----- TEXT SHOWN
As organizers we have an obligation to review our prognostications and do some self-criticism when we are way off on our turnout calls. That was the case with our predictions for participation in the 2017 May Day immigrant rights protests.

Because so many of us are being called to the barricades these days to resist Trump, understanding what went wrong in our analysis can help organizers to understand what leads to powerful massive protest and what doesn't. For example, many of us did not predict the size and scope of the Women's march, the first protest of the Trump era. Originally launched on a Facebook posting on November 9th, it quickly turned in to the first and most massive outpouring of protest against Trump worldwide. When Conde Nast published a phonebook thick coffee table photo book commemorating the march, you knew there was combustible combination of mass sentiment that led to these huge actions.

In the run up to May 1, we predicted that the protests would exceed the May 1, 2006 anti-Sensenbrenner mobilizations because of the outpouring of anti-Trump sentiment in the immigrant community. http://stansburyforum.com/with-the-u-s-working-class-under-attack-unions-can-reclaim-may-day-in-solidarity-with-immigrant-workers/ We said that "the Latino media was abuzz with talk of the rally" and we urged labor unions and the Labor for Our Revolution network to support the marchers.[1]

In 2006 there were two rallies at separate times in LA each with almost one million participants. They were broad expressions of anger at the proposed federal legislation that would severely limit the lives and rights of immigrants. The media was abuzz with talk of the rally. El Piolin, El Mandril and El Cucuy della Manana all promoted the rally on LA Latino drive-time radio. Hometown associations (HTA’s) from villages in Mexico were called out by the Mexican consulate. The owner of American Apparel at the time, Dov Charney closed his factory in LA and told its 3,000 employees to march.
----------
----- INFORMATION SHOWN
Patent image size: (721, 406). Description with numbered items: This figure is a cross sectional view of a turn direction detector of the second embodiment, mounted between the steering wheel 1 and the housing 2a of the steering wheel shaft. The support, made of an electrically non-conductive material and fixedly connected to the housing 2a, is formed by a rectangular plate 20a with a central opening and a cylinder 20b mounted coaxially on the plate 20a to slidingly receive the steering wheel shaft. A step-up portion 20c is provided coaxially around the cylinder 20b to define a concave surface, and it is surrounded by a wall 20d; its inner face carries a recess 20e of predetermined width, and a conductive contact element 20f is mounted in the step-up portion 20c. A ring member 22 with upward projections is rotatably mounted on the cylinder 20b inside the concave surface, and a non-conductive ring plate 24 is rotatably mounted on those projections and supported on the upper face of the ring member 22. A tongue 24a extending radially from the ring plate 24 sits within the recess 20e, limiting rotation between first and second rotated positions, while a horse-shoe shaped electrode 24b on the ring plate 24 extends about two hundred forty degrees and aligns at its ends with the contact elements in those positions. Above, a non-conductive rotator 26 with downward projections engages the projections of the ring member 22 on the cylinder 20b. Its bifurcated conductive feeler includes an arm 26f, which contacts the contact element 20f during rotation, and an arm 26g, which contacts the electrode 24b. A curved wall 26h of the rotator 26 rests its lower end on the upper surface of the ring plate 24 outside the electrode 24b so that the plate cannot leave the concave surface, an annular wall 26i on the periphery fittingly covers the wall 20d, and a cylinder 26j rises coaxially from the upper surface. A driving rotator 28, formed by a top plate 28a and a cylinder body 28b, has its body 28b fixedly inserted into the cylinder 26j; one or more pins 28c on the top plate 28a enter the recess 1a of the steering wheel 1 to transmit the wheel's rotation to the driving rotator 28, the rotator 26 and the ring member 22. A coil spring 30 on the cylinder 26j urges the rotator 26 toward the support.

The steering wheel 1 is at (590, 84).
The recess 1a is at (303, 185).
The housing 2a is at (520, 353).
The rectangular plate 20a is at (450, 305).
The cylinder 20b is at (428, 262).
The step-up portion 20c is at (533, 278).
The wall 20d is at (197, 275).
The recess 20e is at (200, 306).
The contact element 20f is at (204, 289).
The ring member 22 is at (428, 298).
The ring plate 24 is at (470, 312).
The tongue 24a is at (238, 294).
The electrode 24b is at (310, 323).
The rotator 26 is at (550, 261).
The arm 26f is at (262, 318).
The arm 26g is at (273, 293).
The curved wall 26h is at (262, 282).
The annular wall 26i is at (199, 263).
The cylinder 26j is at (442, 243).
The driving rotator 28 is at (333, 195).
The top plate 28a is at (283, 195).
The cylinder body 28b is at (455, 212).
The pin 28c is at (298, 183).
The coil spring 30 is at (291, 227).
----------
> WHAT YOU NEED TO DO
a - In the text on May Day protest predictions:
(i) Which protest does it call the first of the Trump era?
(ii) Besides labor unions, whom did the organizers urge to support the marchers?
(iii) How many employees did Dov Charney tell to march?
b - Print everything from "As organizers we" down to "immigrant rights protests." in the text on May Day protest predictions.

> THE RESULTS
a -
(i) The Women's march
(ii) The Labor for Our Revolution network
(iii) 3,000

b -
As organizers we have an obligation to review our prognostications and do some self-criticism when we are way off on our turnout calls. That was the case with our predictions for participation in the 2017 May Day immigrant rights protests.